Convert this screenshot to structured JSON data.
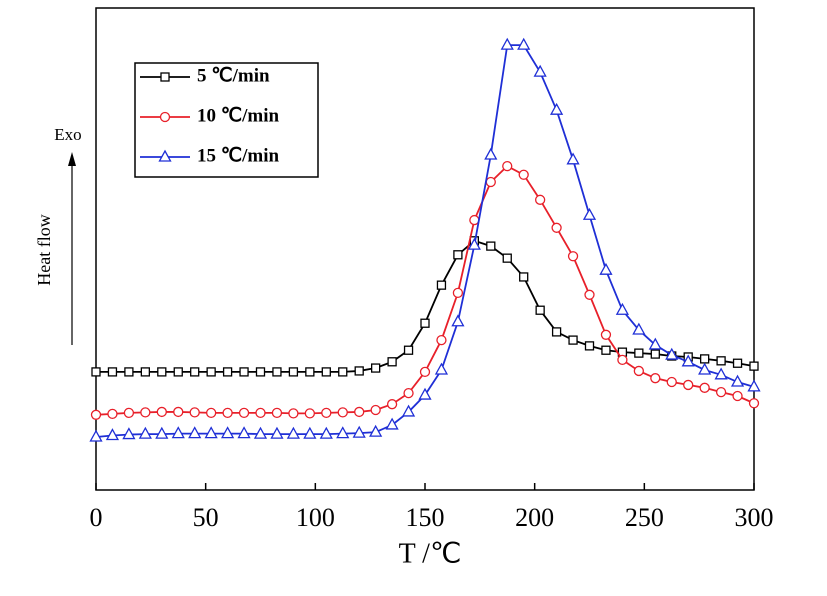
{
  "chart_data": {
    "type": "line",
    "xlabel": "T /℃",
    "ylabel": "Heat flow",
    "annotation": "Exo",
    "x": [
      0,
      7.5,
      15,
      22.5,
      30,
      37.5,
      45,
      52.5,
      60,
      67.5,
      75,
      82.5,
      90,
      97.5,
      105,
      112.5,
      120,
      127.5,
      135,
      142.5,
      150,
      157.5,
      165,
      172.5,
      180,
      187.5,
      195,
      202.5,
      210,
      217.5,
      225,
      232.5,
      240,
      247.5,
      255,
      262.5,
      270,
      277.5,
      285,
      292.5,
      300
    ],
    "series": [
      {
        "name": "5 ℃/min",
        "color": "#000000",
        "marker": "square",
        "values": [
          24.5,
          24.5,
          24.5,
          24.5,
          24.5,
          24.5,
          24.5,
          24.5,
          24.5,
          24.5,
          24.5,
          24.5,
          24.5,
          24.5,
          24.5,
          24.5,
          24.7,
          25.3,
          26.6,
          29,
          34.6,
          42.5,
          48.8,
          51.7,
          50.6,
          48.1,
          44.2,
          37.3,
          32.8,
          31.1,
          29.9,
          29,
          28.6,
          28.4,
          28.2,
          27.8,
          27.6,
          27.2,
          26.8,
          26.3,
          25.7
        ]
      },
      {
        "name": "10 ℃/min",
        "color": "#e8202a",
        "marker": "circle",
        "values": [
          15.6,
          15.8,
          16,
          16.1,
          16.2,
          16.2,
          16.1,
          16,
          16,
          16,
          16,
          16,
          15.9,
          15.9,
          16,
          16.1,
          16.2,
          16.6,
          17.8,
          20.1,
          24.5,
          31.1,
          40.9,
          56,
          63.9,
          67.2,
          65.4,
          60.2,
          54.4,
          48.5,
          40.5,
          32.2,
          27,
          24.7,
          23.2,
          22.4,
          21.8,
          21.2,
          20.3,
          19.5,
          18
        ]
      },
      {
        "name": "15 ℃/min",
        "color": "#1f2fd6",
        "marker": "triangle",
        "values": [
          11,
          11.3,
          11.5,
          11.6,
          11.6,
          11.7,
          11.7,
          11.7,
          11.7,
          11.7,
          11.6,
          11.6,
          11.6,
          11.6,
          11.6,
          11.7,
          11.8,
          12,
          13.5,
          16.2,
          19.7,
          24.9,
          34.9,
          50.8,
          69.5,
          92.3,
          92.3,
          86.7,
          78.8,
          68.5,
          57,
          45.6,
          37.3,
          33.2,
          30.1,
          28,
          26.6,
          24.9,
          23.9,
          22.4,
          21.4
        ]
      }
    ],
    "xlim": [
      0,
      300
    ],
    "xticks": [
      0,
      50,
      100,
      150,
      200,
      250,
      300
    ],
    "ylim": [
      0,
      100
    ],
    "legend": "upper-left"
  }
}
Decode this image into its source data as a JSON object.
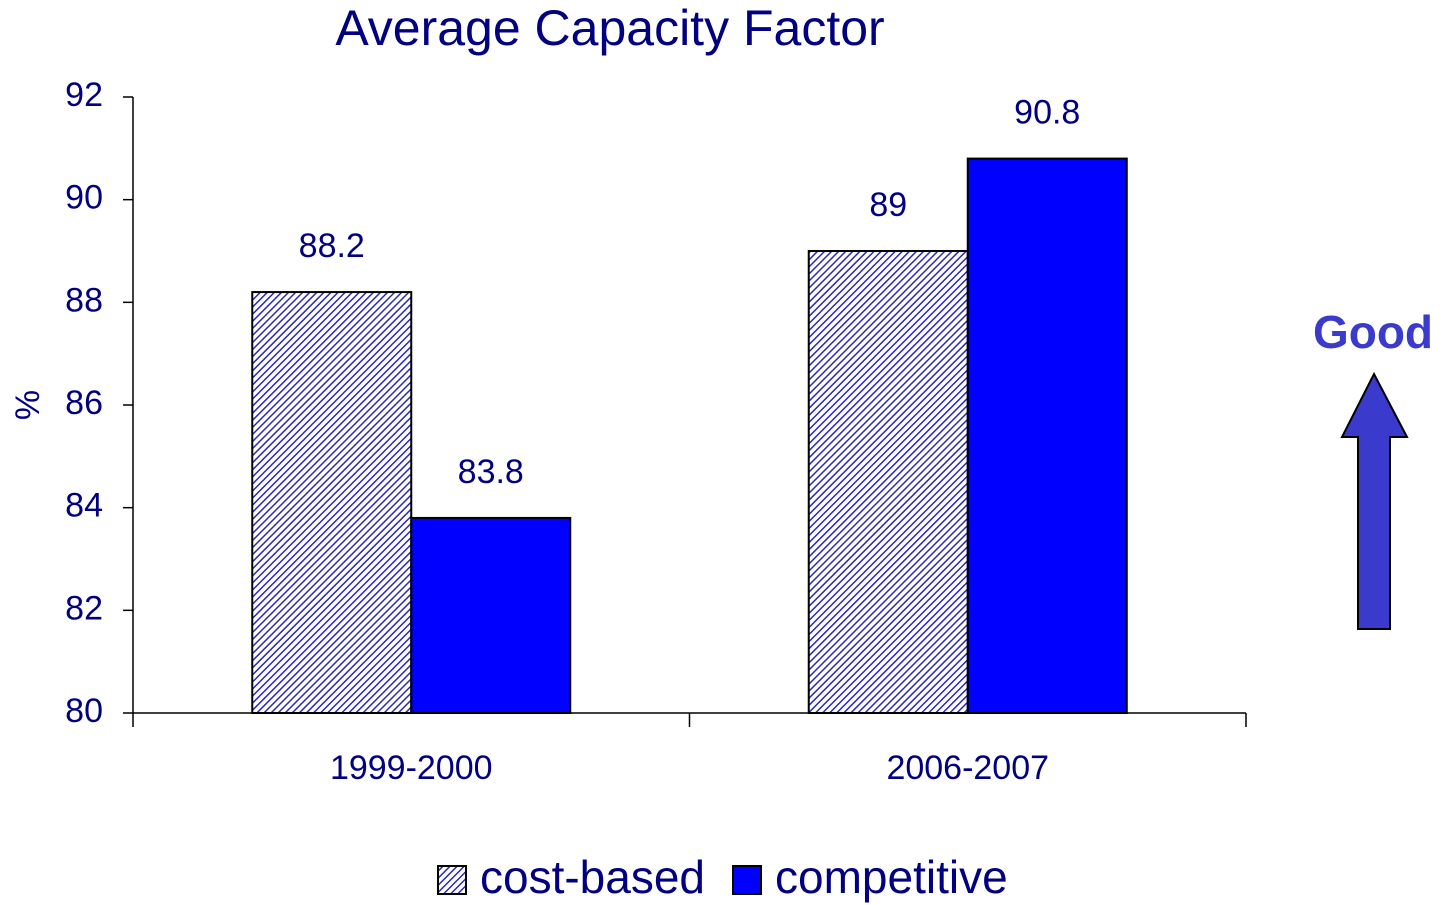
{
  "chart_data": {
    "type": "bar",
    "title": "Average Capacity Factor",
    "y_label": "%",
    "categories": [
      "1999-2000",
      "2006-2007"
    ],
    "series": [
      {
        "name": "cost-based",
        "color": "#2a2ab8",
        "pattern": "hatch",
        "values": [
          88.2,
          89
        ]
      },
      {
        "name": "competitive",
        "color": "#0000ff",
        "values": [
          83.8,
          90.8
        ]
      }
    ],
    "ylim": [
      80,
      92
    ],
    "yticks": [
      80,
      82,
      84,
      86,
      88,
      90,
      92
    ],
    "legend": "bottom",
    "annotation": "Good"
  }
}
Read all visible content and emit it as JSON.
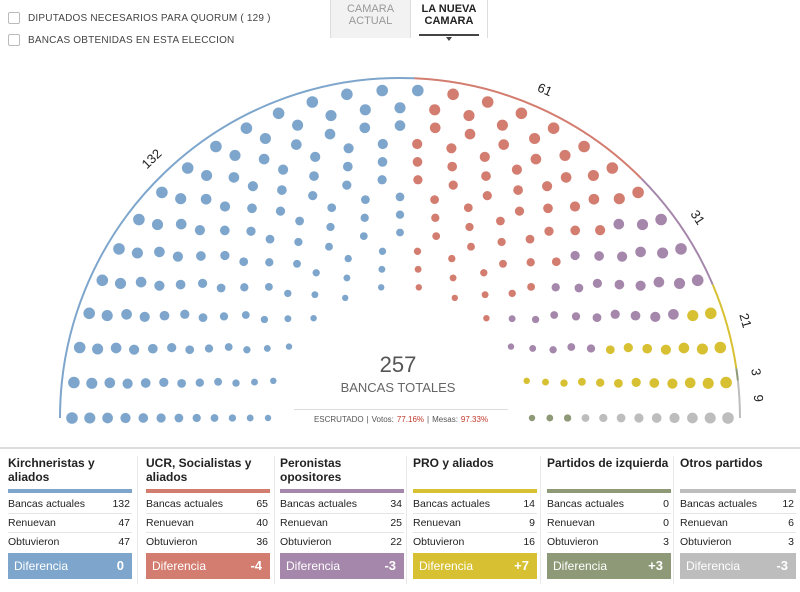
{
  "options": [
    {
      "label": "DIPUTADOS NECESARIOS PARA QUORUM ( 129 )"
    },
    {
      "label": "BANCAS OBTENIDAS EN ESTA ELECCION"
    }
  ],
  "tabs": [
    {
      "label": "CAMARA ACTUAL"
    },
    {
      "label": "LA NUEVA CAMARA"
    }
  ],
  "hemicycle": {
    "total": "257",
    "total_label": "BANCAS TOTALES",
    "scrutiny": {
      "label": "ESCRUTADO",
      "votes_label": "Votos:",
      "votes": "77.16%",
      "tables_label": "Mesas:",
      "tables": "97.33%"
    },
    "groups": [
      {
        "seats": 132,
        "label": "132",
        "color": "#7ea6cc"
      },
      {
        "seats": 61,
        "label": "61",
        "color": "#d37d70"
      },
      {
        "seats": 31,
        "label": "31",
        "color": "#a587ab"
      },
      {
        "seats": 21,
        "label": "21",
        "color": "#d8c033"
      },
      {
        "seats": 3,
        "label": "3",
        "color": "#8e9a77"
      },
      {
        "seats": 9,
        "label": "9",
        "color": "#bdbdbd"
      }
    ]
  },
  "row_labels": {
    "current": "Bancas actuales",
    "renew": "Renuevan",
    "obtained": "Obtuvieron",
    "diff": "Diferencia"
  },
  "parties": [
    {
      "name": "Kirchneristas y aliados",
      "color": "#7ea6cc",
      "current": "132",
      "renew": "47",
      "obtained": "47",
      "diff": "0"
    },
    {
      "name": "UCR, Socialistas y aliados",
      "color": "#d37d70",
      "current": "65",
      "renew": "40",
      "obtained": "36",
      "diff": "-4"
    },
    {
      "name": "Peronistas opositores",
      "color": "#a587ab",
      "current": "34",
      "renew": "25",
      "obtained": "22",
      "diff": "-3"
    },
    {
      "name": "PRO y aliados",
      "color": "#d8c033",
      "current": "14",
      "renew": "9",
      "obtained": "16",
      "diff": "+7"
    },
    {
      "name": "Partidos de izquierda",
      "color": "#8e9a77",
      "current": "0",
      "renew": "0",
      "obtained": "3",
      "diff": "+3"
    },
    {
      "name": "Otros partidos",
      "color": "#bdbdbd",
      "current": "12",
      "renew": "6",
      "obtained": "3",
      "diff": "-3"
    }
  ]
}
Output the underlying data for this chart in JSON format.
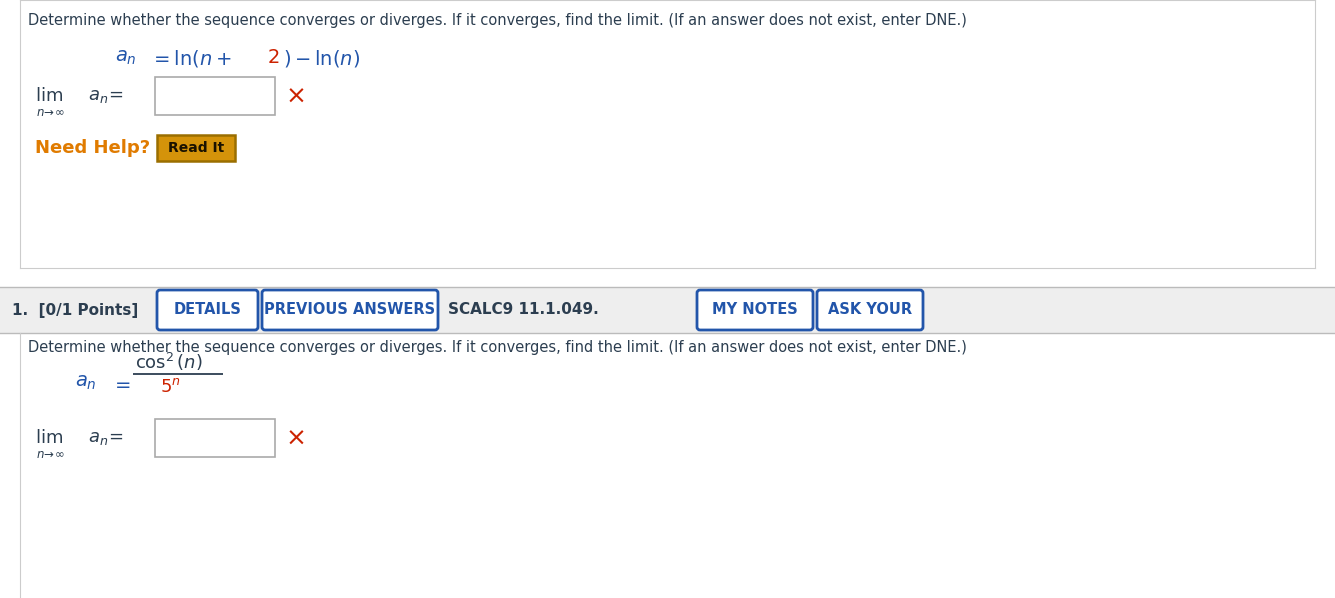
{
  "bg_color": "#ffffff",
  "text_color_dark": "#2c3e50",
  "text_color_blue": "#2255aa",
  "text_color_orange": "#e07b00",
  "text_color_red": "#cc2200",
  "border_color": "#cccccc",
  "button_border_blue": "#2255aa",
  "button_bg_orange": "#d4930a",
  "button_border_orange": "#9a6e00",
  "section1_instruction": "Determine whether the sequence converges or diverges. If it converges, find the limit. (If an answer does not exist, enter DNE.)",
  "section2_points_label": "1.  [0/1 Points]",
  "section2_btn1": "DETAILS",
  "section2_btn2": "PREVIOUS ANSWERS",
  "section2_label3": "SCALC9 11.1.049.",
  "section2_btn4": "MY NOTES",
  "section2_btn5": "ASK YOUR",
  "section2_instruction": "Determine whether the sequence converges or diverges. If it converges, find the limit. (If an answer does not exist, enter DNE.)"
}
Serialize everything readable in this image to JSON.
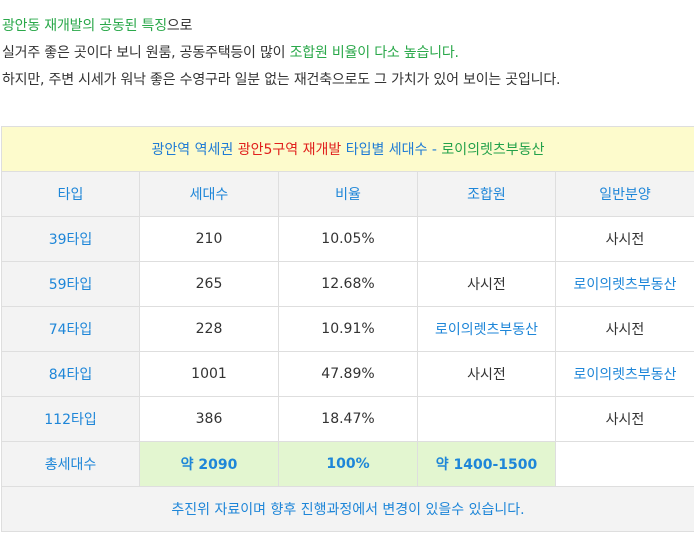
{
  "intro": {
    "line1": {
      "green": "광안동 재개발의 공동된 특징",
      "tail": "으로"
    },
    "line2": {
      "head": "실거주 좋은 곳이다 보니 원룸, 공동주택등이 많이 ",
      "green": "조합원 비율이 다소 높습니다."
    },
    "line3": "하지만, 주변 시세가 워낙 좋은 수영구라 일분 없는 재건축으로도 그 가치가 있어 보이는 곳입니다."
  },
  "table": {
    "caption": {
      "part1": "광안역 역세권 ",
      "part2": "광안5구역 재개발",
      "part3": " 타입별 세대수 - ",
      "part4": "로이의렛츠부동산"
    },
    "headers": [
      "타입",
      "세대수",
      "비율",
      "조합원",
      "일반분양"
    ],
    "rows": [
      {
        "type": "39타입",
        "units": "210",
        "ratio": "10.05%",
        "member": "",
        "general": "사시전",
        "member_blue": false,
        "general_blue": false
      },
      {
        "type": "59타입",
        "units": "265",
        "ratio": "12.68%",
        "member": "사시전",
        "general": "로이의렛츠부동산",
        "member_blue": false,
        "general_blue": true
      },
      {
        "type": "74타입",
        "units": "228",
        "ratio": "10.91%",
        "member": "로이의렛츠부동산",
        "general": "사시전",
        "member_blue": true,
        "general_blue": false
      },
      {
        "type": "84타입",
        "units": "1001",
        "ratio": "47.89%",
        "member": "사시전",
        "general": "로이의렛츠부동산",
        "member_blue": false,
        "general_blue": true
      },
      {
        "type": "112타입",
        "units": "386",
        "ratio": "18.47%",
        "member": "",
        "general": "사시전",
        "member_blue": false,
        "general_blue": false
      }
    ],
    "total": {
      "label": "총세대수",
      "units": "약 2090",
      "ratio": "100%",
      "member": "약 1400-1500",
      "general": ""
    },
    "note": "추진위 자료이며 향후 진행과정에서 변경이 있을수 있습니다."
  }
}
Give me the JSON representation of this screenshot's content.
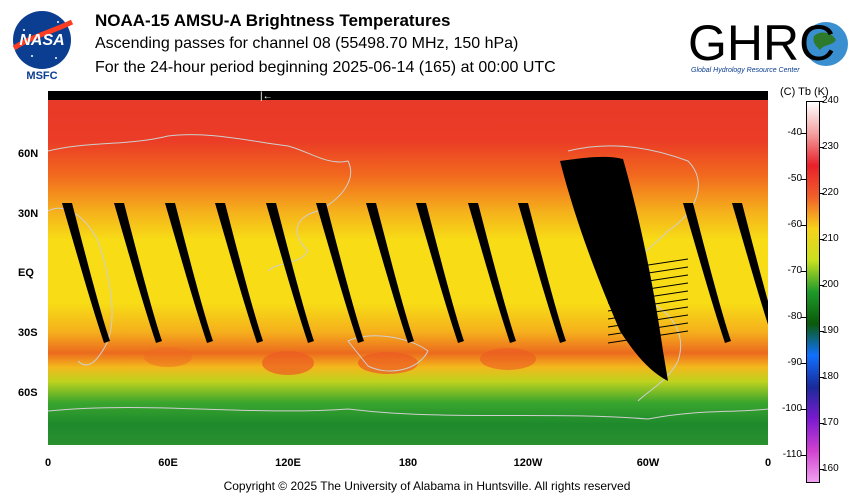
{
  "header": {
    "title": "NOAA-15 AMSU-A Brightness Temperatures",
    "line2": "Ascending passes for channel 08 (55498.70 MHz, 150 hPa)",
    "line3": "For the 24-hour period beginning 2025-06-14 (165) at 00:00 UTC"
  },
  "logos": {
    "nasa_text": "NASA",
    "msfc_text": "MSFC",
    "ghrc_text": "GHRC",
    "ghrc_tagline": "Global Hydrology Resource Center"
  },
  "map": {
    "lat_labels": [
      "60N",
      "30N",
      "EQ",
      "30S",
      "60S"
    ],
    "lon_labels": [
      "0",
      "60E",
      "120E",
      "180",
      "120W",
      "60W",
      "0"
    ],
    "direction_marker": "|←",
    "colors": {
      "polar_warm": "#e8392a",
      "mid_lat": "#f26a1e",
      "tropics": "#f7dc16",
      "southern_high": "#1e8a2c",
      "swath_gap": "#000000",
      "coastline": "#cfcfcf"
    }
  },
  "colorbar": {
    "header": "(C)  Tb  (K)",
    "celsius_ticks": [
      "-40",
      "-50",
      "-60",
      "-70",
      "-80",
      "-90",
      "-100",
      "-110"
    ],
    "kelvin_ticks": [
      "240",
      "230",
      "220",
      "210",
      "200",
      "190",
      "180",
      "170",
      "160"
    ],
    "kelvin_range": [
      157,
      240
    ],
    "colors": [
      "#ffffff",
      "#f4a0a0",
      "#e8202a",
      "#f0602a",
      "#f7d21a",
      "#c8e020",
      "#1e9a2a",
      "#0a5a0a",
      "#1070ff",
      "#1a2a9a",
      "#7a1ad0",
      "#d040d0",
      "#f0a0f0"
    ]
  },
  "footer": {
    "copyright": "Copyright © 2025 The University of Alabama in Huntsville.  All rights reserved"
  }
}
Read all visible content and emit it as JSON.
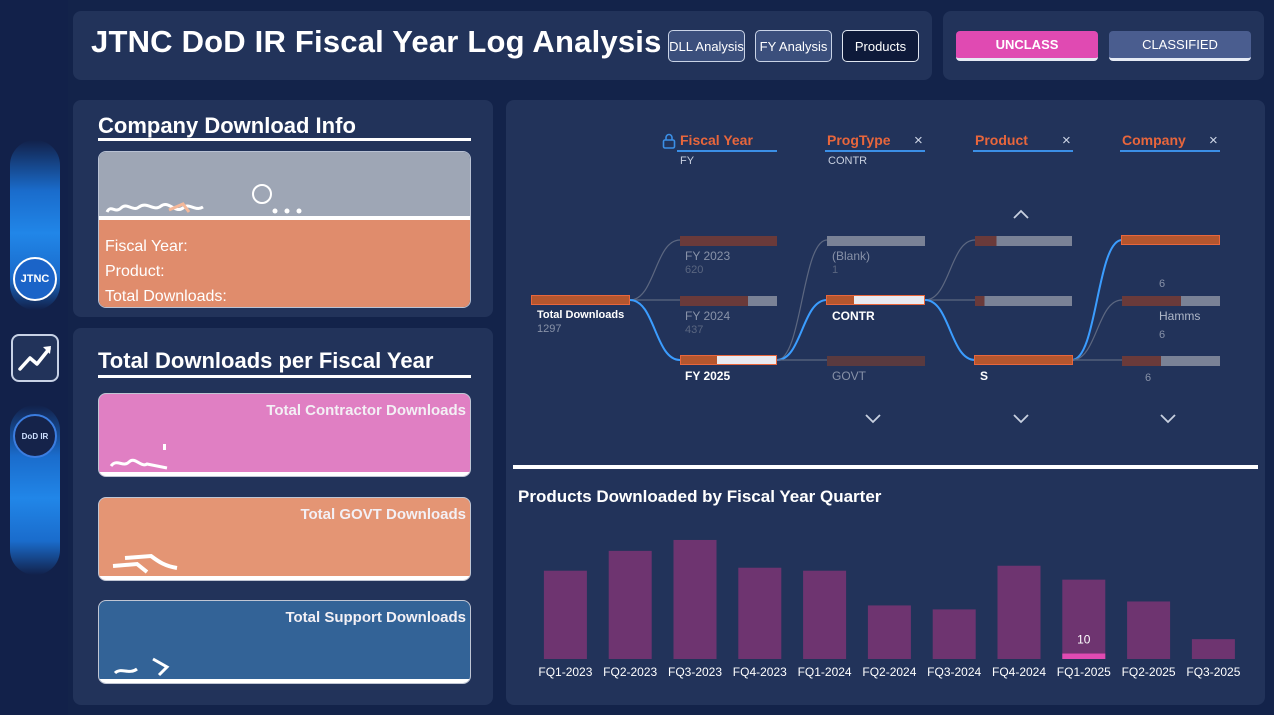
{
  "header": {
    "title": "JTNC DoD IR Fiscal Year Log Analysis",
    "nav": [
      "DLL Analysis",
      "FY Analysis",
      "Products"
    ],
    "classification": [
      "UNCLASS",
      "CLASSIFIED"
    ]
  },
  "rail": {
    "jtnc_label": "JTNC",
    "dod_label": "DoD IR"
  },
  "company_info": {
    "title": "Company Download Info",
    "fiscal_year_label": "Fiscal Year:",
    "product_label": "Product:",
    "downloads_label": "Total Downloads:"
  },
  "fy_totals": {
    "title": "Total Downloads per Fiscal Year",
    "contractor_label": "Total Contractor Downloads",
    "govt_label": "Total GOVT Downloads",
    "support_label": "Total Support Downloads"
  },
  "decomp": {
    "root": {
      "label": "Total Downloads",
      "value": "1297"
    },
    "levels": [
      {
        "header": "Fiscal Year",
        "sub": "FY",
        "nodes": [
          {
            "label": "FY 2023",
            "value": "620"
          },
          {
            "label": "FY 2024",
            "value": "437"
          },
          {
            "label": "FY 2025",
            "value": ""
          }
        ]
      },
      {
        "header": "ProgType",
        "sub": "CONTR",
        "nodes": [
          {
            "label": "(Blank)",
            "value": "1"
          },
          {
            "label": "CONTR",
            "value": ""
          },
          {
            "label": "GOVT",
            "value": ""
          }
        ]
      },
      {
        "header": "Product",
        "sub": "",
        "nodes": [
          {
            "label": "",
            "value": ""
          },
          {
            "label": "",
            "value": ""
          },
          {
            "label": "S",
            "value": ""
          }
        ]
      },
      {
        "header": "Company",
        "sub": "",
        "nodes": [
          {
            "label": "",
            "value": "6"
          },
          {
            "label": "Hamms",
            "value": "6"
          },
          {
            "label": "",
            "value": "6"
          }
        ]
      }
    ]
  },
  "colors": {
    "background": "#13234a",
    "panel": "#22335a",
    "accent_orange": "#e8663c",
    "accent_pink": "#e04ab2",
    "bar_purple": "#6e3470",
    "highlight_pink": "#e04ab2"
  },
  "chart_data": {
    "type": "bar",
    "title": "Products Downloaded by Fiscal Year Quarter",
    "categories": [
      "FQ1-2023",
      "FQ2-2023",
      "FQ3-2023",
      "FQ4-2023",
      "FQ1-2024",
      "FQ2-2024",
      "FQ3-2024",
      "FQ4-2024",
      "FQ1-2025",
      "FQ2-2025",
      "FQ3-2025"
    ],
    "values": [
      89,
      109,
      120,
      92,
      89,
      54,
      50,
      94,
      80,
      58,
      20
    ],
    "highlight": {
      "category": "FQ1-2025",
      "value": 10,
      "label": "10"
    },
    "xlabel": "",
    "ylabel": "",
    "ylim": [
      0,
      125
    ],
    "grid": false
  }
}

→ **WRITTEN REQUEST**
Read the lines above. Gather those in which the string "seats" is found.

→ **SOLUTION TO THIS PROBLEM**
        "seats": 132,
        "seats": 61,
        "seats": 31,
        "seats": 21,
        "seats": 3,
        "seats": 9,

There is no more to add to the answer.